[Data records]
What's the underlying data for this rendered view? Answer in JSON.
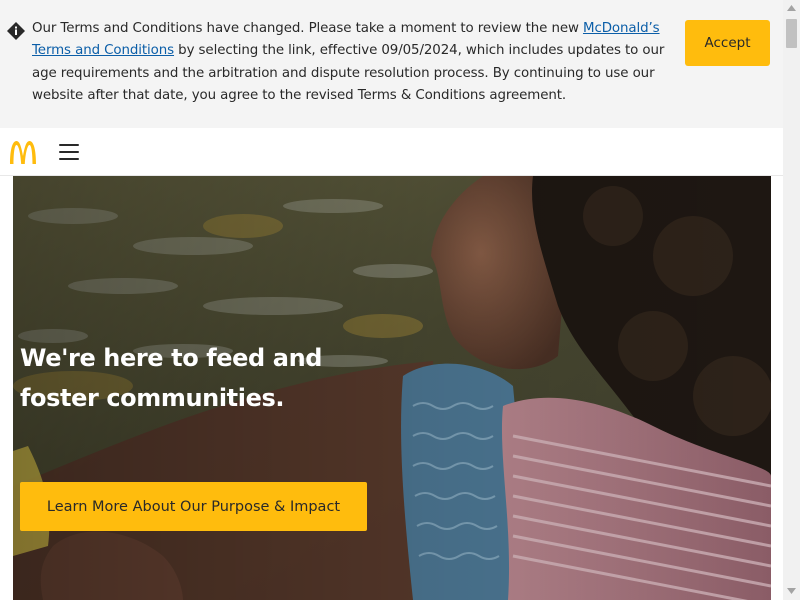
{
  "terms_banner": {
    "text_before_link": "Our Terms and Conditions have changed. Please take a moment to review the new ",
    "link_text": "McDonald’s Terms and Conditions",
    "text_after_link": " by selecting the link, effective 09/05/2024, which includes updates to our age requirements and the arbitration and dispute resolution process. By continuing to use our website after that date, you agree to the revised Terms & Conditions agreement.",
    "accept_label": "Accept",
    "icon": "info-icon"
  },
  "header": {
    "logo_icon": "golden-arches-logo",
    "menu_icon": "hamburger-menu-icon"
  },
  "hero": {
    "heading": "We're here to feed and foster communities.",
    "cta_label": "Learn More About Our Purpose & Impact"
  },
  "colors": {
    "brand_yellow": "#ffbc0d",
    "link_blue": "#0b5ea8",
    "banner_bg": "#f4f4f4",
    "text_dark": "#292929"
  }
}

▶ [WHAT IS ASKED]:
All entries are to be retyped exactly. Omit any embedded images.

▶ [RESULT]:
What's the underlying data for this rendered view? Answer in JSON.
{
  "terms_banner": {
    "text_before_link": "Our Terms and Conditions have changed. Please take a moment to review the new ",
    "link_text": "McDonald’s Terms and Conditions",
    "text_after_link": " by selecting the link, effective 09/05/2024, which includes updates to our age requirements and the arbitration and dispute resolution process. By continuing to use our website after that date, you agree to the revised Terms & Conditions agreement.",
    "accept_label": "Accept",
    "icon": "info-icon"
  },
  "header": {
    "logo_icon": "golden-arches-logo",
    "menu_icon": "hamburger-menu-icon"
  },
  "hero": {
    "heading": "We're here to feed and foster communities.",
    "cta_label": "Learn More About Our Purpose & Impact"
  },
  "colors": {
    "brand_yellow": "#ffbc0d",
    "link_blue": "#0b5ea8",
    "banner_bg": "#f4f4f4",
    "text_dark": "#292929"
  }
}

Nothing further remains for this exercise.